STATED PROBLEM:
Read through the data and report every line in which the word "Media" occurs.
[start of INFORMATION SHOWN]
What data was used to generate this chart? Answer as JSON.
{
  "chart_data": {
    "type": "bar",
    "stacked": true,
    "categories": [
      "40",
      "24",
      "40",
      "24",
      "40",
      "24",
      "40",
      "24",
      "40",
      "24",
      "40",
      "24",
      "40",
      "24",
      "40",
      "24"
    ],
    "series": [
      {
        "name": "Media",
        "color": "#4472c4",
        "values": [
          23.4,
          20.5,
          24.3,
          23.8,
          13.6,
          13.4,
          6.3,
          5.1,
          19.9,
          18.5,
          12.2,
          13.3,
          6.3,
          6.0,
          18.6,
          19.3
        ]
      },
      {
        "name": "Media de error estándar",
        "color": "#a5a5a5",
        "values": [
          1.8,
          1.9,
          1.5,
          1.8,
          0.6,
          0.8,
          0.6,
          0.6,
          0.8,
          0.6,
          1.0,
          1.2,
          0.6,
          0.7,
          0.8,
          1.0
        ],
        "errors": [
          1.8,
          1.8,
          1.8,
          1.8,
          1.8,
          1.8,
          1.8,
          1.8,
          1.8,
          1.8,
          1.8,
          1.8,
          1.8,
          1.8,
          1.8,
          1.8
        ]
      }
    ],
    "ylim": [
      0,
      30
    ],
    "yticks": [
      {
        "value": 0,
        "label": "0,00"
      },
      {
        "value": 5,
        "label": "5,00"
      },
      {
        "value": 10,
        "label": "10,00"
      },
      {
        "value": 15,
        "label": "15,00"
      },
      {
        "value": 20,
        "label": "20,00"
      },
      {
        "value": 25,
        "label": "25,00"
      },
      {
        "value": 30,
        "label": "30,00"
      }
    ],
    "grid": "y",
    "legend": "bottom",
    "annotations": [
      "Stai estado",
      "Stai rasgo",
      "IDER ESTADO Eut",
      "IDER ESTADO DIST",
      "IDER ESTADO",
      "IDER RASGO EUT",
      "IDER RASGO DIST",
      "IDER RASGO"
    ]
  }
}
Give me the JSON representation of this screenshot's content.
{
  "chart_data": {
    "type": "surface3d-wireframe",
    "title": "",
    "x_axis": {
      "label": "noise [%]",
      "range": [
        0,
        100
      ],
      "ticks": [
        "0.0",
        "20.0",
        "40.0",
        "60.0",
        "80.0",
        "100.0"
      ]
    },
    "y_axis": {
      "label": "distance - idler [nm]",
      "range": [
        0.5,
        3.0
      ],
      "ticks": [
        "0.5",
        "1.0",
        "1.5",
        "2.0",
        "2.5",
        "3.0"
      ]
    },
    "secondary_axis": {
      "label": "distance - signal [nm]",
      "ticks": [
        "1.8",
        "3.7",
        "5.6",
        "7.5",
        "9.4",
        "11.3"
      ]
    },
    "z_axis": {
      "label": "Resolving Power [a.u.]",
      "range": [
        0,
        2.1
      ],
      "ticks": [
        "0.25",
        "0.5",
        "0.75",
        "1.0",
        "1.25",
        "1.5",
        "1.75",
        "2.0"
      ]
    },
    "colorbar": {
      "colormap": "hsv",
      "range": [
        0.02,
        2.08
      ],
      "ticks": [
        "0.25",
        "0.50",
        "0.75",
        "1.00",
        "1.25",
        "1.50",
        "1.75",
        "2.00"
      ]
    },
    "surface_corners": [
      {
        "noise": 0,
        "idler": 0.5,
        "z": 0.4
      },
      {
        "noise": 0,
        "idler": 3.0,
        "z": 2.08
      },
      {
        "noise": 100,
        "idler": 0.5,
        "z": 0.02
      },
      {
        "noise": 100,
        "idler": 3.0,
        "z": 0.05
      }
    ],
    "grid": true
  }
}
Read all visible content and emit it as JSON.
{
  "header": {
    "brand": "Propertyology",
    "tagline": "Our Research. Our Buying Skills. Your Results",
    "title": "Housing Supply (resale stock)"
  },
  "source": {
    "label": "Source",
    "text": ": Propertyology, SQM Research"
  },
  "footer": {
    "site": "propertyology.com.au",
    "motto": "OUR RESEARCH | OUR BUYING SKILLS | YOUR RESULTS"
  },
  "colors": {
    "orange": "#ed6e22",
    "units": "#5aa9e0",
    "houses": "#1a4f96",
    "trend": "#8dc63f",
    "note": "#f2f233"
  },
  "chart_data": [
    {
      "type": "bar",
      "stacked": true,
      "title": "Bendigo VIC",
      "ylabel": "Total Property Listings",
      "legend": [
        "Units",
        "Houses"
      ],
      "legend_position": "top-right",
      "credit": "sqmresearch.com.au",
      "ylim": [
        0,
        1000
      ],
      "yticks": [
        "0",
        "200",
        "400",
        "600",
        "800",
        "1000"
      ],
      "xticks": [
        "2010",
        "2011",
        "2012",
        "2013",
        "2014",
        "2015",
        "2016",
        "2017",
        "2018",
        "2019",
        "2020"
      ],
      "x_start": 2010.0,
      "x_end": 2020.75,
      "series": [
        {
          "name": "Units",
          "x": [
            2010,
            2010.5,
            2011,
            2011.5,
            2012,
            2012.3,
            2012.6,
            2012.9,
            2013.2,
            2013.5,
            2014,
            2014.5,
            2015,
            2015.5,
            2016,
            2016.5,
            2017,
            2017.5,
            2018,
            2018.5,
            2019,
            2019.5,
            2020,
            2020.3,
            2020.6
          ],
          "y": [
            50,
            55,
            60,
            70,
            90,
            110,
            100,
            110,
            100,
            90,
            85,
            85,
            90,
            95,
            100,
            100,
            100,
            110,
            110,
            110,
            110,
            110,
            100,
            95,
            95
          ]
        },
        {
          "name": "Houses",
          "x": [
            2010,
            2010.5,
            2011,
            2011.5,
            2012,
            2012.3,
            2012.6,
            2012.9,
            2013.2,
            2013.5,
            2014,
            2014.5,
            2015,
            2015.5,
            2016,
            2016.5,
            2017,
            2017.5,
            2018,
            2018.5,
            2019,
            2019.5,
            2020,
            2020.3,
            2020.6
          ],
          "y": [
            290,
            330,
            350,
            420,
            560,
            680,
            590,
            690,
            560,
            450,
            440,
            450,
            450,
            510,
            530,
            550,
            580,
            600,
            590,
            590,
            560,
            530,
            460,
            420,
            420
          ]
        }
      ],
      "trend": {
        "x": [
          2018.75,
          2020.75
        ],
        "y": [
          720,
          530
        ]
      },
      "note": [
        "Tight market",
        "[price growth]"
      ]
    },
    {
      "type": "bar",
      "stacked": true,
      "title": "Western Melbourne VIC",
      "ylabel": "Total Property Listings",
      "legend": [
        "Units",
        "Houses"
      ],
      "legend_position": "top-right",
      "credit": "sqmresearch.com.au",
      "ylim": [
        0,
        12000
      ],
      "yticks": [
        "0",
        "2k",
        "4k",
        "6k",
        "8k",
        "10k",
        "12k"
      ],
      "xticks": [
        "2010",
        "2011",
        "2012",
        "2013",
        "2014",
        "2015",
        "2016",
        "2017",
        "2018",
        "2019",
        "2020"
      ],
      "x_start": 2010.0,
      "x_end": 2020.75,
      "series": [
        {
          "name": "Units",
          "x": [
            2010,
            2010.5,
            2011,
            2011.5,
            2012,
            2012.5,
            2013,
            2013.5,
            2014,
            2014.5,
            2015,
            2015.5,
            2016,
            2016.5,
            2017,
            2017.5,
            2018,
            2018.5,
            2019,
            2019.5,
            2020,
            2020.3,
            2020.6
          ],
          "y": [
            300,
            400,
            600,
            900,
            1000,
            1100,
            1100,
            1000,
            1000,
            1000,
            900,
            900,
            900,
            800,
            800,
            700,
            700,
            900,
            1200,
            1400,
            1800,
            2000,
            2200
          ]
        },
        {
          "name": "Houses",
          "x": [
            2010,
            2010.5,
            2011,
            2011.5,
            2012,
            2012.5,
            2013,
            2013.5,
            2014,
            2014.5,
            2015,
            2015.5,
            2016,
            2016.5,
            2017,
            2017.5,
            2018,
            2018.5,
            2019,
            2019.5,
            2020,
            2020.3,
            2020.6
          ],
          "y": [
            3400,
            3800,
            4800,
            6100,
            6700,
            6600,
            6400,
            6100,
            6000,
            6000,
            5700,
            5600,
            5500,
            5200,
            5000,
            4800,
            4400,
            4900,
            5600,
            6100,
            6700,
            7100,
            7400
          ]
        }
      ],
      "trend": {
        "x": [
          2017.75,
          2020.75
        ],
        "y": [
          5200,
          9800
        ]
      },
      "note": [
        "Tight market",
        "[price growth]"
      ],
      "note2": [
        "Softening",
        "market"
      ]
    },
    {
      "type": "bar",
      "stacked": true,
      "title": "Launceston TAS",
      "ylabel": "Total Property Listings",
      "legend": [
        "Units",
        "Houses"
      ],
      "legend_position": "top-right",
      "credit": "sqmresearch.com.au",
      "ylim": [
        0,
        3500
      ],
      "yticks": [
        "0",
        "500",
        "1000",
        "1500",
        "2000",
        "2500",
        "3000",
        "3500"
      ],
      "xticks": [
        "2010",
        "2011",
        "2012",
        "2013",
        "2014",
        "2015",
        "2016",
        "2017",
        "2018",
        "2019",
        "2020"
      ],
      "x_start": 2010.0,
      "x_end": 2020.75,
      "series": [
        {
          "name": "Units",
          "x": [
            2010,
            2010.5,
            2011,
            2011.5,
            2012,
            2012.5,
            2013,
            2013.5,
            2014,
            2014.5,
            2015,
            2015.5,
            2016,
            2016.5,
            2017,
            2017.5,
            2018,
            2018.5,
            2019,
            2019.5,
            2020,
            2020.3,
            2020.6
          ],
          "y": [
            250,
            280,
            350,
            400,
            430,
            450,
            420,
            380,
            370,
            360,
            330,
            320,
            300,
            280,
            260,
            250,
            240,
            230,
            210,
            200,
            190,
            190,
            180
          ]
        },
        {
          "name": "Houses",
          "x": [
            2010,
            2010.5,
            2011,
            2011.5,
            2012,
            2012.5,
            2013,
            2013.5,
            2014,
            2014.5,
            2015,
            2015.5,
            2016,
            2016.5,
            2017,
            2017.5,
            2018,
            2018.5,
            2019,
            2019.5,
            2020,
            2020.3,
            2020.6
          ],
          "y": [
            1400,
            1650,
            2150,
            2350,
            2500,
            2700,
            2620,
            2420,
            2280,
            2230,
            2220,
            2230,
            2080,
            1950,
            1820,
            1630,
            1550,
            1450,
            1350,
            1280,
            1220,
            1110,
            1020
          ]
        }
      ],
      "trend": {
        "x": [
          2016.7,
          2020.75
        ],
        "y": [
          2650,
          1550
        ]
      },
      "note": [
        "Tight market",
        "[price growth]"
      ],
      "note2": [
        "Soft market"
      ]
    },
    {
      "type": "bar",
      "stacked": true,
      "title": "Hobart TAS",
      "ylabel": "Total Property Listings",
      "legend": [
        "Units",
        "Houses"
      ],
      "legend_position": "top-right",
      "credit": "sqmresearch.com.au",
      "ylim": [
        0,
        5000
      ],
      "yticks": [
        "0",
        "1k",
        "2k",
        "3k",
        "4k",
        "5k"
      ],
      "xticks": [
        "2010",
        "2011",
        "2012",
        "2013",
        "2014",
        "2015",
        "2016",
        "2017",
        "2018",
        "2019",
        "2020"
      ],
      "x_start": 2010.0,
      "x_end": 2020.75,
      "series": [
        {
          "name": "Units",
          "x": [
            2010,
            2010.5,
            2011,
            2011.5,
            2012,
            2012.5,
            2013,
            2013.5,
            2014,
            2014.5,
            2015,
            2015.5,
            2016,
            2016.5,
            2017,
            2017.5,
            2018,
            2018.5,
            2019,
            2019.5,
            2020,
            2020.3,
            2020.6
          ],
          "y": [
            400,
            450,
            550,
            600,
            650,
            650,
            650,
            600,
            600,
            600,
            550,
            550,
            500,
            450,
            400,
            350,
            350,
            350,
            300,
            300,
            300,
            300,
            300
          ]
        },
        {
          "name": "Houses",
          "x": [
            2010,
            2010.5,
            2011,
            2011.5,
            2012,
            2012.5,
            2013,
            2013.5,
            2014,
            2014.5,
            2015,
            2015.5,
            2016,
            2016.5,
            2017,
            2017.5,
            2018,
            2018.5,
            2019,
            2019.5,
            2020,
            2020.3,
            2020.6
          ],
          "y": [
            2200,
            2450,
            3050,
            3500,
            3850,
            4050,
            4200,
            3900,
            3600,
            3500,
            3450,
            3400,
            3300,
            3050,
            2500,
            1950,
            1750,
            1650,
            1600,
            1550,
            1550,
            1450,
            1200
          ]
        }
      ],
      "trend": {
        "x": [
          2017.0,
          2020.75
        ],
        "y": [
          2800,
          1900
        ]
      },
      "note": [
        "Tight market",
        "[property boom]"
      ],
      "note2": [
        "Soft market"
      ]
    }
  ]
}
[end of INFORMATION SHOWN]
TASK ANSWER:
        "name": "Media",
        "name": "Media de error estándar",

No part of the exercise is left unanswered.